Exercise goal —
Reproduce the listing word for word. Skip any image.

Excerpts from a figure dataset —

::::

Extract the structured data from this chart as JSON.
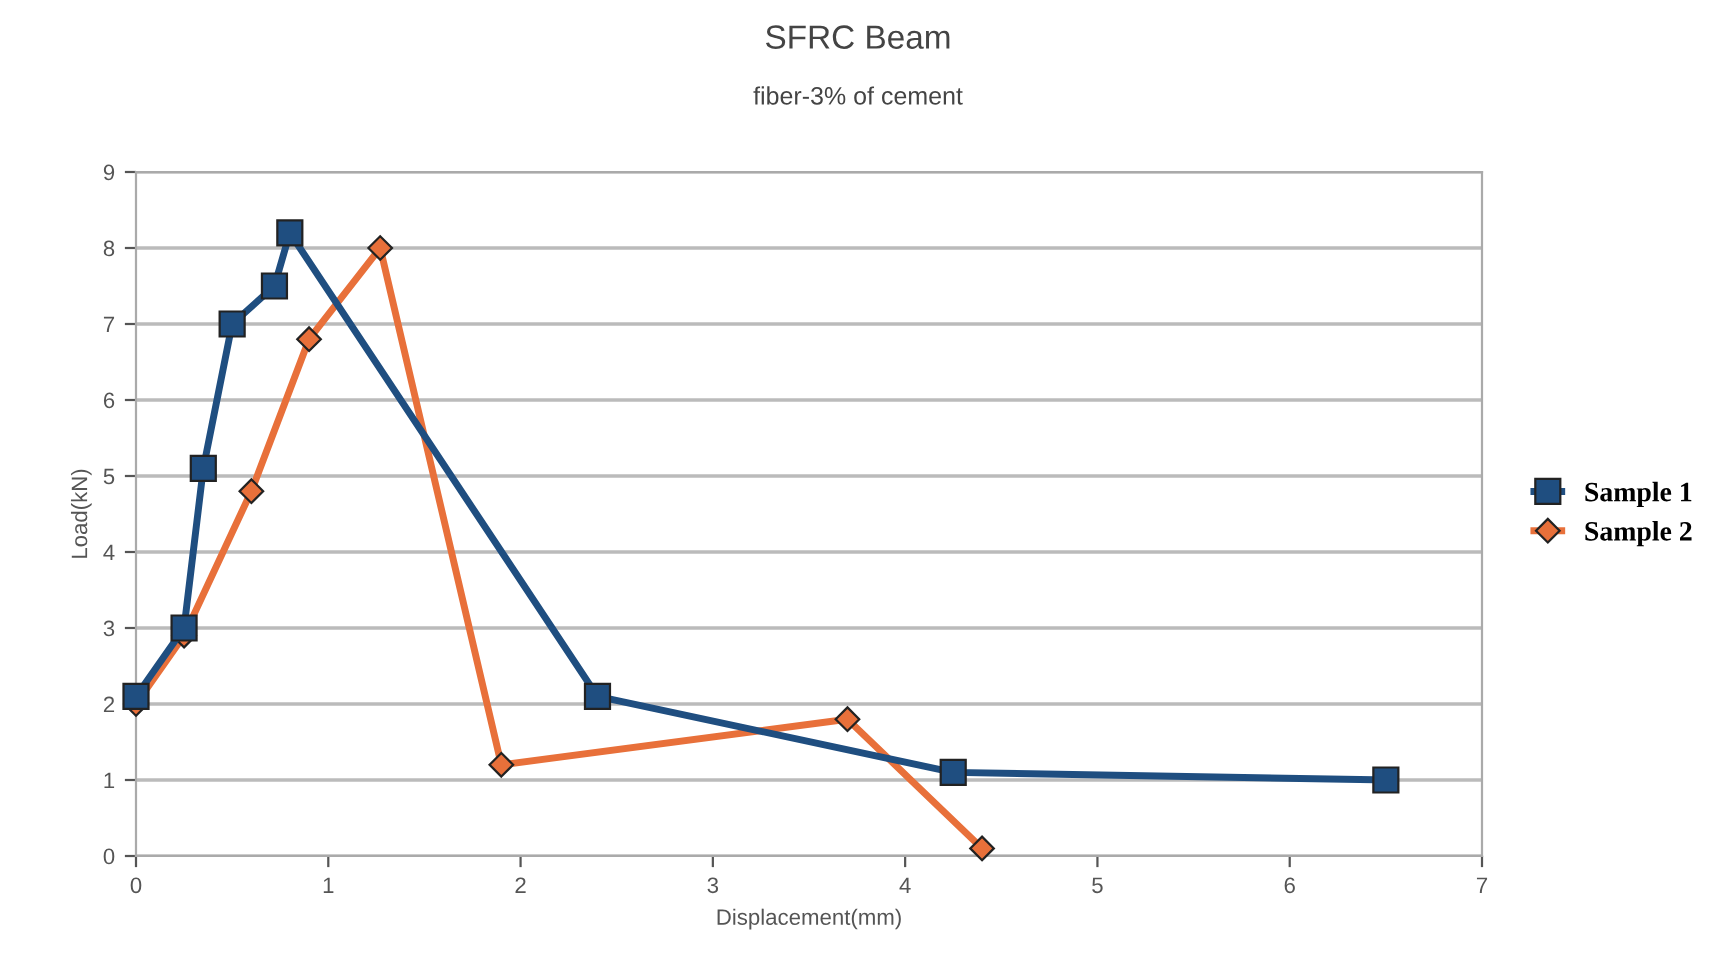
{
  "chart_data": {
    "type": "line",
    "title": "SFRC Beam",
    "subtitle": "fiber-3% of cement",
    "xlabel": "Displacement(mm)",
    "ylabel": "Load(kN)",
    "xlim": [
      0,
      7
    ],
    "xticks": [
      0,
      1,
      2,
      3,
      4,
      5,
      6,
      7
    ],
    "ylim": [
      0,
      9
    ],
    "yticks": [
      0,
      1,
      2,
      3,
      4,
      5,
      6,
      7,
      8,
      9
    ],
    "grid": "y",
    "legend": "right",
    "series": [
      {
        "name": "Sample 1",
        "color": "#1f4e80",
        "marker": "square",
        "x": [
          0,
          0.25,
          0.35,
          0.5,
          0.72,
          0.8,
          2.4,
          4.25,
          6.5
        ],
        "values": [
          2.1,
          3,
          5.1,
          7,
          7.5,
          8.2,
          2.1,
          1.1,
          1.0
        ]
      },
      {
        "name": "Sample 2",
        "color": "#e8703a",
        "marker": "diamond",
        "x": [
          0,
          0.25,
          0.6,
          0.9,
          1.27,
          1.9,
          3.7,
          4.4
        ],
        "values": [
          2.0,
          2.9,
          4.8,
          6.8,
          8.0,
          1.2,
          1.8,
          0.1
        ]
      }
    ]
  }
}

::::

Exercise solution —
Extract the structured data from this chart as JSON.
{
  "chart_data": {
    "type": "line",
    "title": "SFRC Beam",
    "subtitle": "fiber-3% of cement",
    "xlabel": "Displacement(mm)",
    "ylabel": "Load(kN)",
    "xlim": [
      0,
      7
    ],
    "xticks": [
      0,
      1,
      2,
      3,
      4,
      5,
      6,
      7
    ],
    "ylim": [
      0,
      9
    ],
    "yticks": [
      0,
      1,
      2,
      3,
      4,
      5,
      6,
      7,
      8,
      9
    ],
    "grid": "y",
    "legend": "right",
    "series": [
      {
        "name": "Sample 1",
        "color": "#1f4e80",
        "marker": "square",
        "x": [
          0,
          0.25,
          0.35,
          0.5,
          0.72,
          0.8,
          2.4,
          4.25,
          6.5
        ],
        "values": [
          2.1,
          3,
          5.1,
          7,
          7.5,
          8.2,
          2.1,
          1.1,
          1.0
        ]
      },
      {
        "name": "Sample 2",
        "color": "#e8703a",
        "marker": "diamond",
        "x": [
          0,
          0.25,
          0.6,
          0.9,
          1.27,
          1.9,
          3.7,
          4.4
        ],
        "values": [
          2.0,
          2.9,
          4.8,
          6.8,
          8.0,
          1.2,
          1.8,
          0.1
        ]
      }
    ]
  }
}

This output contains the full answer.